• Text passage:
· · · ·

Fault Indicator Object 712
Fault indicator object 712 produces fault indicators 106 to report the programming errors detected by analyzer 202. Fault indicator object 712 processing is performed by the error generation unit. The error generation unit is shown in greater detail as logic flow diagram 3700 (Figure 37) . In the embodiment of Figure 37, fault indicators 106 are in the form of error messages .
Processing in the error generation unit begins with leak error decision 3702 (hereinafter "decision 3702") which determines if the programming error detected is a memory or resource leak. If the error is a leak then processing control will transfer to determine path termination type action 3704 (hereinafter "action 3704) ; otherwise, processing control falls through to local error in main function decision 3710 (hereinafter "decision 3710").
Action 3704 determines how the path that produced the leak terminated. A path can terminate in one of three ways: on exit, on longjump or on return. Once the type of path termination is discovered, processing control transfers to suppress termination type decision 3706 (hereinafter "decision 3706"). Decision 3706 determines if a configuration option has been set to suppress leak errors on paths terminated in the manner of the path that produced the leak. If such a configuration option has been set, then processing transfers to return 3708 which terminates processing according to logic flow diagram 3700. Thus, the error generation unit terminates without producing an error message. The configuration options that effect reporting of leak errors are "leaks_on_exit" ,
"leaks_on_longjmp" and "leaks_on_return" . More information on configuration options is presented in Appendix B. If no configuration options are set to suppress the leak error message, then processing transfers to decision 3710.

· · · ·

• Raw records:
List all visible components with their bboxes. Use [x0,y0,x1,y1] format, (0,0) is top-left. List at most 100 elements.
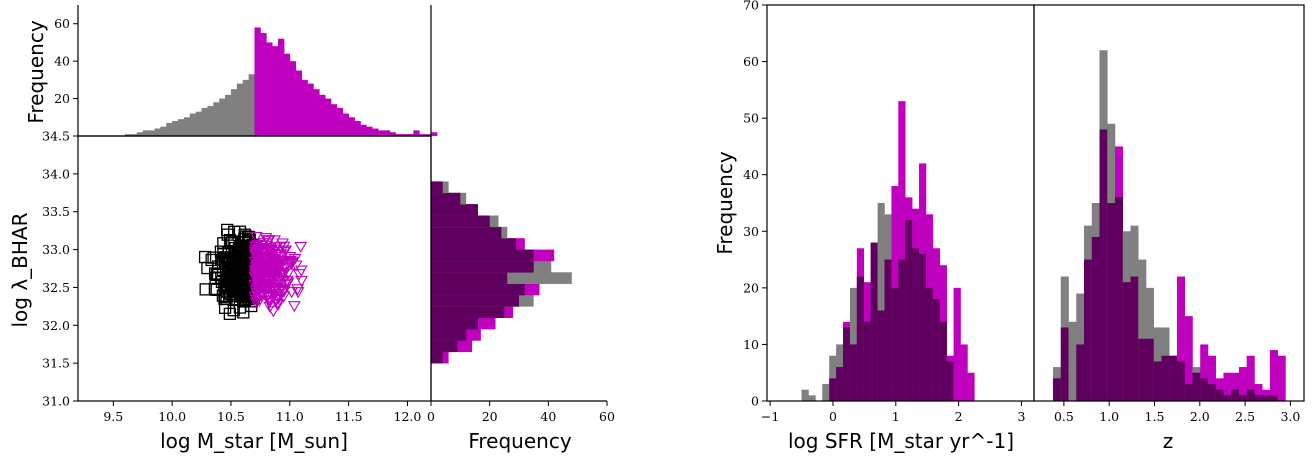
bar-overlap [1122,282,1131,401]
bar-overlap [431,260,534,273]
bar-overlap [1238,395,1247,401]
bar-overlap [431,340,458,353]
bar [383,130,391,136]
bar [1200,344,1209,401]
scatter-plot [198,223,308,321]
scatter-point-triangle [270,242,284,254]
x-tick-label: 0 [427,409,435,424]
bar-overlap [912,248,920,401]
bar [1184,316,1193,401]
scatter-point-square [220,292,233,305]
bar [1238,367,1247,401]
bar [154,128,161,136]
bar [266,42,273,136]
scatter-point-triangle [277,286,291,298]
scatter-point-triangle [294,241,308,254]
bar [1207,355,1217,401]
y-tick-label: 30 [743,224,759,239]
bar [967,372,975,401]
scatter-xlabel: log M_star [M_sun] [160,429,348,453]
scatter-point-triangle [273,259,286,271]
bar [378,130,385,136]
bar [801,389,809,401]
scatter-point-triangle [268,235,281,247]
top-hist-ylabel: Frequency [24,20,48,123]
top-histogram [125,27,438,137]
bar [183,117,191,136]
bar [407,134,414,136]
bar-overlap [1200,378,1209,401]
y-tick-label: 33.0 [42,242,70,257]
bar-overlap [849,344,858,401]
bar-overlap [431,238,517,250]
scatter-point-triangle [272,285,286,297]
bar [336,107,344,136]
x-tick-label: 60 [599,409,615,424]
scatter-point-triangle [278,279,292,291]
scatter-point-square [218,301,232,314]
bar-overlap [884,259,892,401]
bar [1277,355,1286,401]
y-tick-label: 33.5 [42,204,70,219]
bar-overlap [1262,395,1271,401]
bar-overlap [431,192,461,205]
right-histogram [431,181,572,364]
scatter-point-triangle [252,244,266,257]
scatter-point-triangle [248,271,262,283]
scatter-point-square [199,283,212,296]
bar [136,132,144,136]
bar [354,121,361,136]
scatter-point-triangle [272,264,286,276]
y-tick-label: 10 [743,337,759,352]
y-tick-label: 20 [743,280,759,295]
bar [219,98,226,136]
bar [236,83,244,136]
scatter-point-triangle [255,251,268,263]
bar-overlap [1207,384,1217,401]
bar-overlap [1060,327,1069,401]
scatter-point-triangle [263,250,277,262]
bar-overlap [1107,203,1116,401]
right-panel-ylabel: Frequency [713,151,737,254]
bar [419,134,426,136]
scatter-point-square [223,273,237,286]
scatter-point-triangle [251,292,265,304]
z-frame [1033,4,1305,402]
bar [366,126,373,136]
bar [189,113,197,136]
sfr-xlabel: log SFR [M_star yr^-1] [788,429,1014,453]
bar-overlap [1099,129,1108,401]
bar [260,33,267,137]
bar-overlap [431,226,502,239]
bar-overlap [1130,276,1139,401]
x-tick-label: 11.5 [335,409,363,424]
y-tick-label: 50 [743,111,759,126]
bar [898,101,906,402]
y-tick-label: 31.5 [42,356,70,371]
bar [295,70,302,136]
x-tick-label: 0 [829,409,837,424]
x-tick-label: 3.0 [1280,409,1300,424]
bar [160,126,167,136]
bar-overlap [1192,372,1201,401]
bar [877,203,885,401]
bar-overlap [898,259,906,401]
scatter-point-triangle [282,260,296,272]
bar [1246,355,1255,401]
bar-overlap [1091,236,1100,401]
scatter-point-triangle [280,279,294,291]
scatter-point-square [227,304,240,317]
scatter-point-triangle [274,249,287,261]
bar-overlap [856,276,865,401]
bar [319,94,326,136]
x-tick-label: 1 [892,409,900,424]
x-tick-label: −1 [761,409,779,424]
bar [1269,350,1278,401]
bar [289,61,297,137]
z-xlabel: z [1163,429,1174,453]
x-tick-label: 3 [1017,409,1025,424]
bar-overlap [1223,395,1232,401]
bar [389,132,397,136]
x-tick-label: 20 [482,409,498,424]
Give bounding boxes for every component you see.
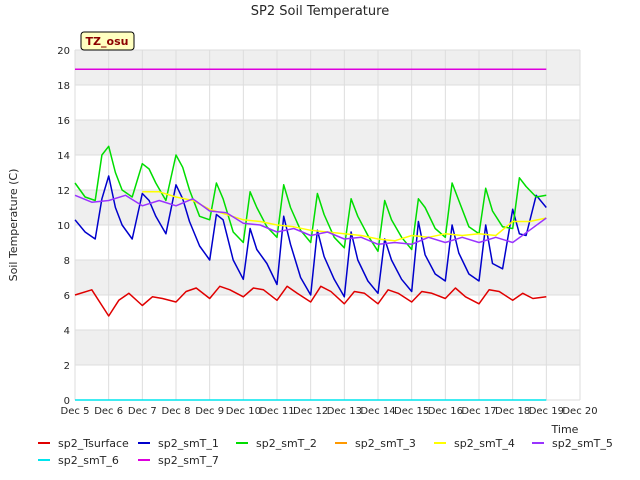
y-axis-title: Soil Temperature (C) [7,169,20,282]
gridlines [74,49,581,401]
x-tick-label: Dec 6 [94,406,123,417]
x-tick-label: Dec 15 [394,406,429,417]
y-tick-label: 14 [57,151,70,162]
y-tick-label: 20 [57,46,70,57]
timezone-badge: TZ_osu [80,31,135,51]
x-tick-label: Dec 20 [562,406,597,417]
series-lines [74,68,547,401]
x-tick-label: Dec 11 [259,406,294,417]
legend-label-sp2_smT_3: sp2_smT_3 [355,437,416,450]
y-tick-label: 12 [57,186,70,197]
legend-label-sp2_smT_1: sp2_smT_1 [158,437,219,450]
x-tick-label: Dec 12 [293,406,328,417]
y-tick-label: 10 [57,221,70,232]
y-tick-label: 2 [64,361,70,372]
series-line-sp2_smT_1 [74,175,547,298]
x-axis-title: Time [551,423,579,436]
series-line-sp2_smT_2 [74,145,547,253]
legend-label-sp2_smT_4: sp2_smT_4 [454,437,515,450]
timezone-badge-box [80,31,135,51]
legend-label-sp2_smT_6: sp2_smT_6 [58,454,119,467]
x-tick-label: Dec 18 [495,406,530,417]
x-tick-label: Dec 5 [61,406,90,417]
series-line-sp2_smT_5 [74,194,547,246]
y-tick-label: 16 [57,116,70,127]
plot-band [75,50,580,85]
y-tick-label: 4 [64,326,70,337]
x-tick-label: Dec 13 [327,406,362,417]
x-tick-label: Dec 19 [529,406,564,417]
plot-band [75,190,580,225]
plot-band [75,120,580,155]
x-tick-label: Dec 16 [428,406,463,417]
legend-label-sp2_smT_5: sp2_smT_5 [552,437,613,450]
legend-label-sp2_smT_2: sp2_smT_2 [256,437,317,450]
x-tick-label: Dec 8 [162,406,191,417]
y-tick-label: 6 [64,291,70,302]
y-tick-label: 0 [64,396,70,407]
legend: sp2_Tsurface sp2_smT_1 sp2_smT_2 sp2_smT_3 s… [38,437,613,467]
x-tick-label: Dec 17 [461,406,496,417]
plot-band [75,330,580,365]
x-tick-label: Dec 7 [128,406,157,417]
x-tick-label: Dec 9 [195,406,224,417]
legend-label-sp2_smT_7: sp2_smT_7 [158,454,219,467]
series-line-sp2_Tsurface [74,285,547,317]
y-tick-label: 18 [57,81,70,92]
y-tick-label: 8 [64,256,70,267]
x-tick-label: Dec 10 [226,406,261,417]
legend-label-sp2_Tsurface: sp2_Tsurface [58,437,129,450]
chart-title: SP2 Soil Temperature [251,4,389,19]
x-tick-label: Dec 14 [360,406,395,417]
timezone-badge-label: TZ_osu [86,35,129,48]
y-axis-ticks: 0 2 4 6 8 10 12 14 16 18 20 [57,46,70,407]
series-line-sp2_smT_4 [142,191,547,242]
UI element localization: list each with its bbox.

· · · ·

From the passage on fault indicator object 712, list every step of logic flow diagram 3700 that is named with a reference number, using the name and number the passage gives.

- Leak error decision 3702
- Determine path termination type action 3704
- Suppress termination type decision 3706
- Return 3708
- Local error in main function decision 3710